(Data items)
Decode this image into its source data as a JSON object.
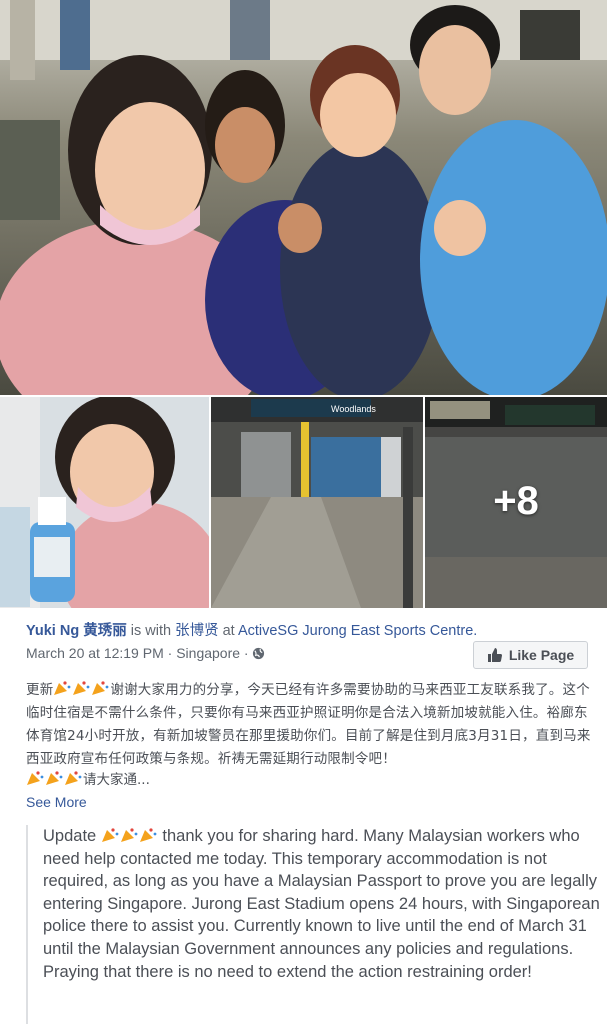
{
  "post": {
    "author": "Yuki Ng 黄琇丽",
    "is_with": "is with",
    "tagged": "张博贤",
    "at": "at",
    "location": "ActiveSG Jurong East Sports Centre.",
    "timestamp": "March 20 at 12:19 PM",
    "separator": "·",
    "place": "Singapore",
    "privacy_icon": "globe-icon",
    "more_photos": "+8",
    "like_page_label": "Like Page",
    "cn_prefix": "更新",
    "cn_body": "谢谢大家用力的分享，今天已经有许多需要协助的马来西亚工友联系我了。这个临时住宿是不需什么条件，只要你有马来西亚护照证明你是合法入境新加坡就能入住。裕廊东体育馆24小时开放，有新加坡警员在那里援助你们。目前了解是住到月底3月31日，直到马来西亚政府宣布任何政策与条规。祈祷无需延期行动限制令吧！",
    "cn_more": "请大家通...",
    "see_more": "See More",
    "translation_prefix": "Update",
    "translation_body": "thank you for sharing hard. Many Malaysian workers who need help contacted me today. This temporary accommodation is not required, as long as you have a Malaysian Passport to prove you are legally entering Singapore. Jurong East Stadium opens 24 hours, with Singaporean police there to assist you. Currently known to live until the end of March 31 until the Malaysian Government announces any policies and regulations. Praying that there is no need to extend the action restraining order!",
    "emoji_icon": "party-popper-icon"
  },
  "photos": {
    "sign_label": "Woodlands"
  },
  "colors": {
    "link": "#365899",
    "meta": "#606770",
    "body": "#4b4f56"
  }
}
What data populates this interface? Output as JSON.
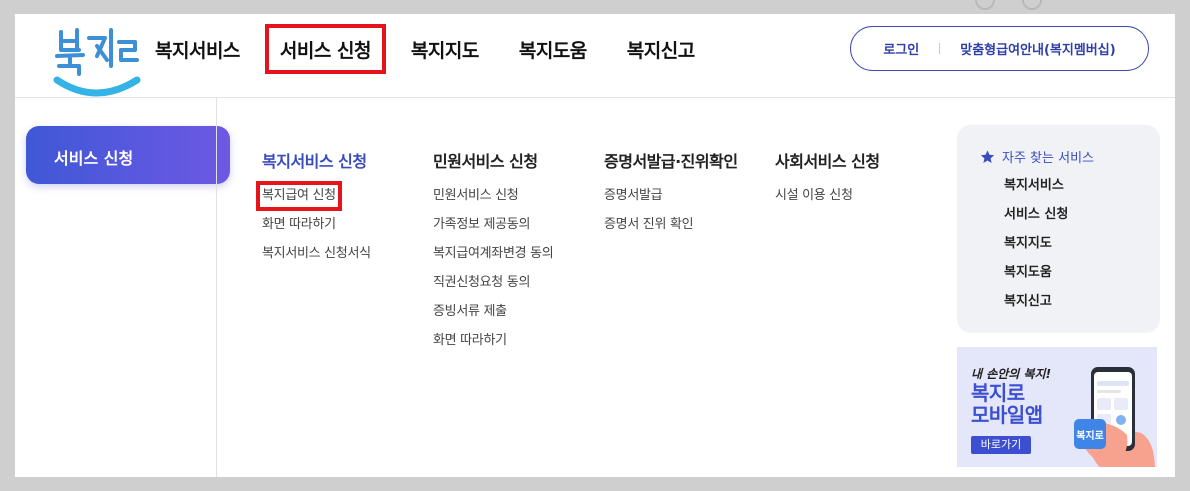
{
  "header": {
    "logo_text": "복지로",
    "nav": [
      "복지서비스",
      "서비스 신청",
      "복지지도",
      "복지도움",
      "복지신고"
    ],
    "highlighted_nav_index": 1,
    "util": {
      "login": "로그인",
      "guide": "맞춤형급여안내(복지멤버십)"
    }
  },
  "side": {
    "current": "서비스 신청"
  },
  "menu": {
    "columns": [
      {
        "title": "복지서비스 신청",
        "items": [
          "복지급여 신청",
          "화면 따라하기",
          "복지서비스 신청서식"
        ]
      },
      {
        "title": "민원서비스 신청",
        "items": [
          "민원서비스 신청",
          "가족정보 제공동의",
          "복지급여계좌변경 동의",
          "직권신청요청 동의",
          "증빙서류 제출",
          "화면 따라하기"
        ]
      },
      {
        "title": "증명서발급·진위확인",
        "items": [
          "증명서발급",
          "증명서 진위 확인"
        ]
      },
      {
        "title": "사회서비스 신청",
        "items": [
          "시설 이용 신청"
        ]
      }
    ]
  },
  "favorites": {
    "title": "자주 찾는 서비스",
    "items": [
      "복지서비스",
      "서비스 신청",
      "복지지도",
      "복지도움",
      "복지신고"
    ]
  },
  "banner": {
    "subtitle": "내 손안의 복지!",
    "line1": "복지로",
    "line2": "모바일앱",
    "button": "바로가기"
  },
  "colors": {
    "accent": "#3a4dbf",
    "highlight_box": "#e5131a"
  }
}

= Challenge =
The records above are to be quoted exactly, with all pictures left out.

= Response to this exercise =
Decode this image into its source data as a JSON object.
{
  "post": {
    "author": "Yuki Ng 黄琇丽",
    "is_with": "is with",
    "tagged": "张博贤",
    "at": "at",
    "location": "ActiveSG Jurong East Sports Centre.",
    "timestamp": "March 20 at 12:19 PM",
    "separator": "·",
    "place": "Singapore",
    "privacy_icon": "globe-icon",
    "more_photos": "+8",
    "like_page_label": "Like Page",
    "cn_prefix": "更新",
    "cn_body": "谢谢大家用力的分享，今天已经有许多需要协助的马来西亚工友联系我了。这个临时住宿是不需什么条件，只要你有马来西亚护照证明你是合法入境新加坡就能入住。裕廊东体育馆24小时开放，有新加坡警员在那里援助你们。目前了解是住到月底3月31日，直到马来西亚政府宣布任何政策与条规。祈祷无需延期行动限制令吧！",
    "cn_more": "请大家通...",
    "see_more": "See More",
    "translation_prefix": "Update",
    "translation_body": "thank you for sharing hard. Many Malaysian workers who need help contacted me today. This temporary accommodation is not required, as long as you have a Malaysian Passport to prove you are legally entering Singapore. Jurong East Stadium opens 24 hours, with Singaporean police there to assist you. Currently known to live until the end of March 31 until the Malaysian Government announces any policies and regulations. Praying that there is no need to extend the action restraining order!",
    "emoji_icon": "party-popper-icon"
  },
  "photos": {
    "sign_label": "Woodlands"
  },
  "colors": {
    "link": "#365899",
    "meta": "#606770",
    "body": "#4b4f56"
  }
}
What data populates this interface? Output as JSON.
{
  "header": {
    "logo_text": "복지로",
    "nav": [
      "복지서비스",
      "서비스 신청",
      "복지지도",
      "복지도움",
      "복지신고"
    ],
    "highlighted_nav_index": 1,
    "util": {
      "login": "로그인",
      "guide": "맞춤형급여안내(복지멤버십)"
    }
  },
  "side": {
    "current": "서비스 신청"
  },
  "menu": {
    "columns": [
      {
        "title": "복지서비스 신청",
        "items": [
          "복지급여 신청",
          "화면 따라하기",
          "복지서비스 신청서식"
        ]
      },
      {
        "title": "민원서비스 신청",
        "items": [
          "민원서비스 신청",
          "가족정보 제공동의",
          "복지급여계좌변경 동의",
          "직권신청요청 동의",
          "증빙서류 제출",
          "화면 따라하기"
        ]
      },
      {
        "title": "증명서발급·진위확인",
        "items": [
          "증명서발급",
          "증명서 진위 확인"
        ]
      },
      {
        "title": "사회서비스 신청",
        "items": [
          "시설 이용 신청"
        ]
      }
    ]
  },
  "favorites": {
    "title": "자주 찾는 서비스",
    "items": [
      "복지서비스",
      "서비스 신청",
      "복지지도",
      "복지도움",
      "복지신고"
    ]
  },
  "banner": {
    "subtitle": "내 손안의 복지!",
    "line1": "복지로",
    "line2": "모바일앱",
    "button": "바로가기"
  },
  "colors": {
    "accent": "#3a4dbf",
    "highlight_box": "#e5131a"
  }
}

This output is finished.